§ EXERCISE AIM
Scan the records for the word "General". Copy each line that includes it.

§ DATA IN THIS EXERCISE
-- -- --

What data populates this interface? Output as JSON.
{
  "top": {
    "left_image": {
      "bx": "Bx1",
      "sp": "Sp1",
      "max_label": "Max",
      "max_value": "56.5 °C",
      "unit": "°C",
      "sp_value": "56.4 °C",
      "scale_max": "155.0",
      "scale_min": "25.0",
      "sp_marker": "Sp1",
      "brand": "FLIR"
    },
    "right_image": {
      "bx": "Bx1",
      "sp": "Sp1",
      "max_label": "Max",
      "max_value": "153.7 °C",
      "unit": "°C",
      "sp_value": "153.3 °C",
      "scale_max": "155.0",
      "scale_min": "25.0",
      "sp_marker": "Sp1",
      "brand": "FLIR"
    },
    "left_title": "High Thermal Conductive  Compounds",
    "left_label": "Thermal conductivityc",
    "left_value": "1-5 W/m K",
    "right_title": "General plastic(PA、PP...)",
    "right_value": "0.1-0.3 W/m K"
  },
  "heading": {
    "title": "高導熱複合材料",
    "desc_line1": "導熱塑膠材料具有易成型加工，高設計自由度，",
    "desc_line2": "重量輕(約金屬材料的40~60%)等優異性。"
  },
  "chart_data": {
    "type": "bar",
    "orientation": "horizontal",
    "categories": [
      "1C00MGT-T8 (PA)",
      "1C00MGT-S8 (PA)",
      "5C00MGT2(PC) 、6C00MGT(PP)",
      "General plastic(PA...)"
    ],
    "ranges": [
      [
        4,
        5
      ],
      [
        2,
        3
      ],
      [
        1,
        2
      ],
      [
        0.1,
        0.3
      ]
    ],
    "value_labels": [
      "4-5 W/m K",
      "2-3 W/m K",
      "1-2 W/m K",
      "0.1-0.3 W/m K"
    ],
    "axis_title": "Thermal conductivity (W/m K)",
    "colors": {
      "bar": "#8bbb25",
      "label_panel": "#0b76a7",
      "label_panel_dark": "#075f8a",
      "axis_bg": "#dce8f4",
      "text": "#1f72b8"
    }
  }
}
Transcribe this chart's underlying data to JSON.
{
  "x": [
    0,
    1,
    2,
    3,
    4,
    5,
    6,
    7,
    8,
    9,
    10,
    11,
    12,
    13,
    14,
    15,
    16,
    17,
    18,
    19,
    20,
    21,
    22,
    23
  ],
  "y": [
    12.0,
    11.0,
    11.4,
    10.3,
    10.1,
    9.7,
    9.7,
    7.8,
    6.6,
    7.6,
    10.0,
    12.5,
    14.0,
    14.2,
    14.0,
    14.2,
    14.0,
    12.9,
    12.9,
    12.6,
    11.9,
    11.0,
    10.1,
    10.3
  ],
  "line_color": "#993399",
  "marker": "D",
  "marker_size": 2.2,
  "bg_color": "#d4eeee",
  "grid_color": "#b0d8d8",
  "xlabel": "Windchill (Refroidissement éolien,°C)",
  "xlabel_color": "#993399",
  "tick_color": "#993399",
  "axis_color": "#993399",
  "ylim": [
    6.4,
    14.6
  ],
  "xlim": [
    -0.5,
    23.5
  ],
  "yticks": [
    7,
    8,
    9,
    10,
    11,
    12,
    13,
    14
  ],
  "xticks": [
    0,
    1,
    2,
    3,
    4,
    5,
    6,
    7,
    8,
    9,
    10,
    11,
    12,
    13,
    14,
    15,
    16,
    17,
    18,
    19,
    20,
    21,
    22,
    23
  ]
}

-- -- --

§ FINAL RESULT
    "right_title": "General plastic(PA、PP...)",
      "General plastic(PA...)"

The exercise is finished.